= Problem details =
Locate the word "table" in the data below, then copy every line that holds it.

===

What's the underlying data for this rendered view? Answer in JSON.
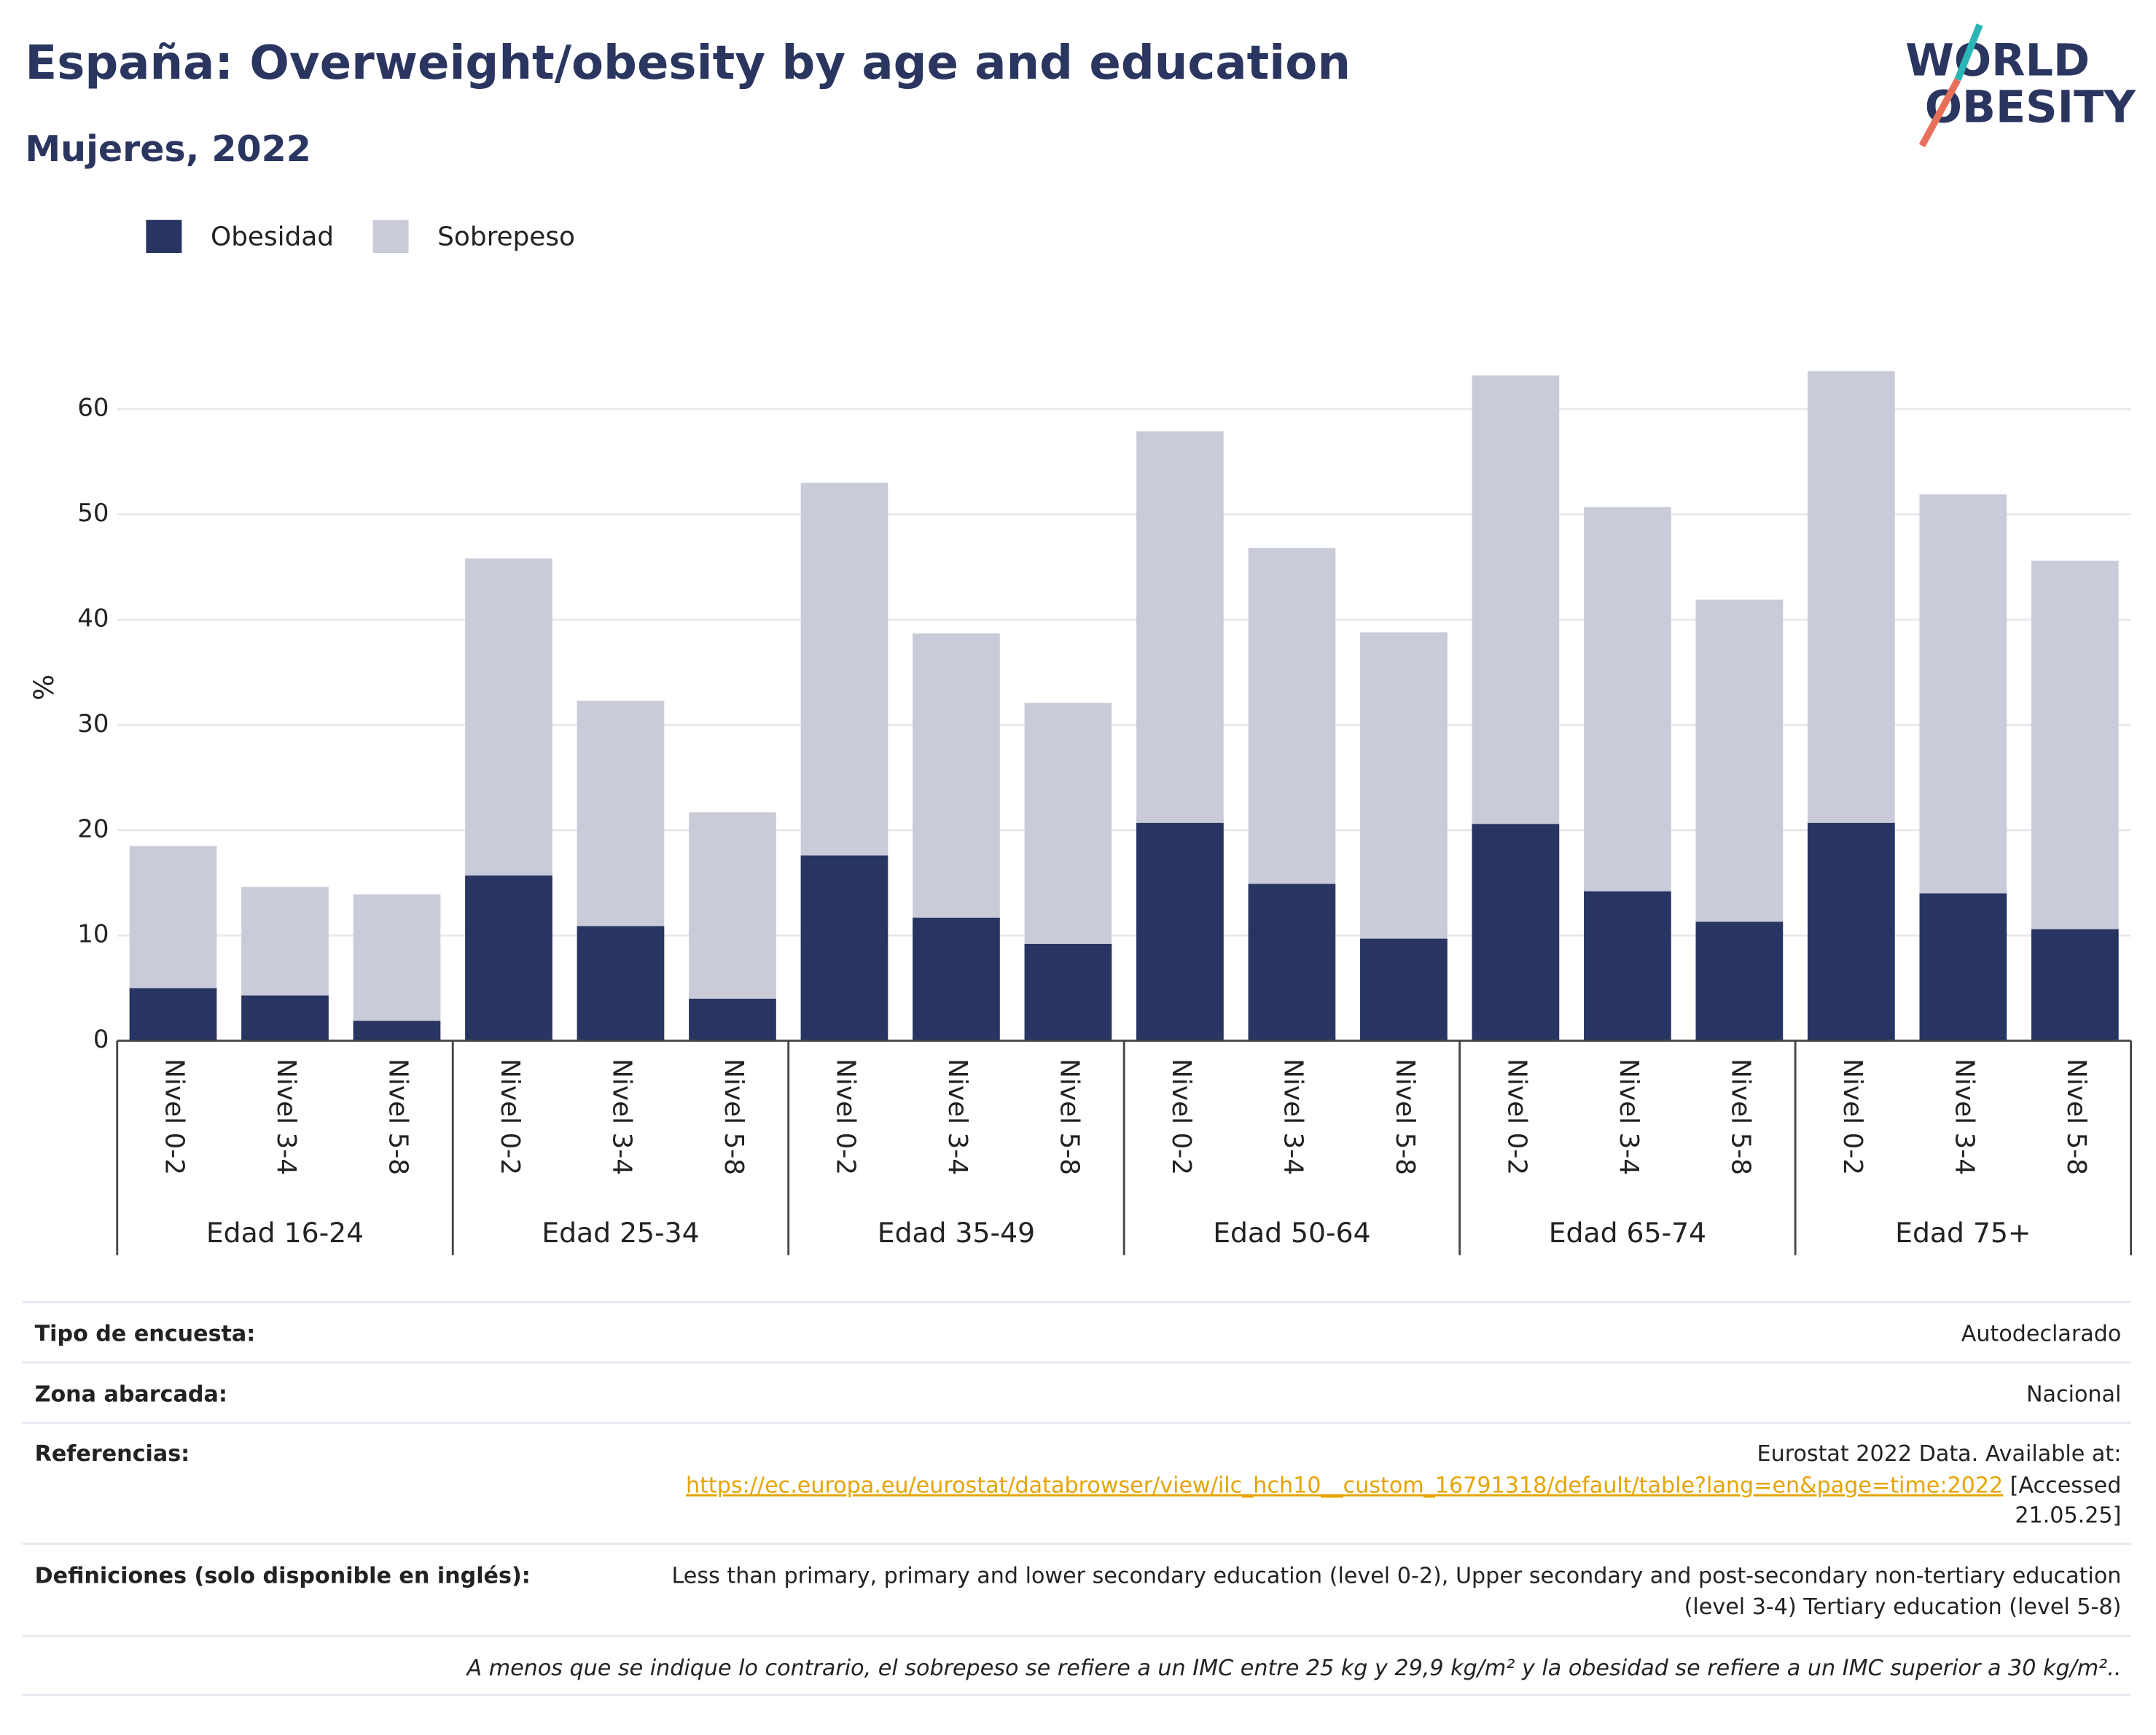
{
  "chart_data": {
    "type": "stacked_bar",
    "title": "España: Overweight/obesity by age and education",
    "subtitle": "Mujeres, 2022",
    "ylabel": "%",
    "categories": [
      "Nivel 0-2",
      "Nivel 3-4",
      "Nivel 5-8",
      "Nivel 0-2",
      "Nivel 3-4",
      "Nivel 5-8",
      "Nivel 0-2",
      "Nivel 3-4",
      "Nivel 5-8",
      "Nivel 0-2",
      "Nivel 3-4",
      "Nivel 5-8",
      "Nivel 0-2",
      "Nivel 3-4",
      "Nivel 5-8",
      "Nivel 0-2",
      "Nivel 3-4",
      "Nivel 5-8"
    ],
    "groups": [
      "Edad 16-24",
      "Edad 25-34",
      "Edad 35-49",
      "Edad 50-64",
      "Edad 65-74",
      "Edad 75+"
    ],
    "series": [
      {
        "name": "Obesidad",
        "color": "#283562",
        "values": [
          5.0,
          4.3,
          1.9,
          15.7,
          10.9,
          4.0,
          17.6,
          11.7,
          9.2,
          20.7,
          14.9,
          9.7,
          20.6,
          14.2,
          11.3,
          20.7,
          14.0,
          10.6
        ]
      },
      {
        "name": "Sobrepeso",
        "color": "#cacbd8",
        "values": [
          13.5,
          10.3,
          12.0,
          30.1,
          21.4,
          17.7,
          35.4,
          27.0,
          22.9,
          37.2,
          31.9,
          29.1,
          42.6,
          36.5,
          30.6,
          42.9,
          37.9,
          35.0
        ]
      }
    ],
    "ylim": [
      0,
      67
    ],
    "yticks": [
      0,
      10,
      20,
      30,
      40,
      50,
      60
    ],
    "grid": true
  },
  "logo": {
    "line1": "WORLD",
    "line2": "OBESITY"
  },
  "table": {
    "rows": [
      {
        "label": "Tipo de encuesta:",
        "value_lines": [
          "Autodeclarado"
        ]
      },
      {
        "label": "Zona abarcada:",
        "value_lines": [
          "Nacional"
        ]
      },
      {
        "label": "Referencias:",
        "value_lines": [
          "Eurostat 2022 Data. Available at:"
        ],
        "link": "https://ec.europa.eu/eurostat/databrowser/view/ilc_hch10__custom_16791318/default/table?lang=en&page=time:2022",
        "after_link": "[Accessed",
        "last_line": "21.05.25]"
      },
      {
        "label": "Definiciones (solo disponible en inglés):",
        "value_lines": [
          "Less than primary, primary and lower secondary education (level 0-2), Upper secondary and post-secondary non-tertiary education",
          "(level 3-4) Tertiary education (level 5-8)"
        ]
      }
    ],
    "footnote": "A menos que se indique lo contrario, el sobrepeso se refiere a un IMC entre 25 kg y 29,9 kg/m² y la obesidad se refiere a un IMC superior a 30 kg/m².."
  }
}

===

= Task answer =
  "table": {
        "link": "https://ec.europa.eu/eurostat/databrowser/view/ilc_hch10__custom_16791318/default/table?lang=en&page=time:2022",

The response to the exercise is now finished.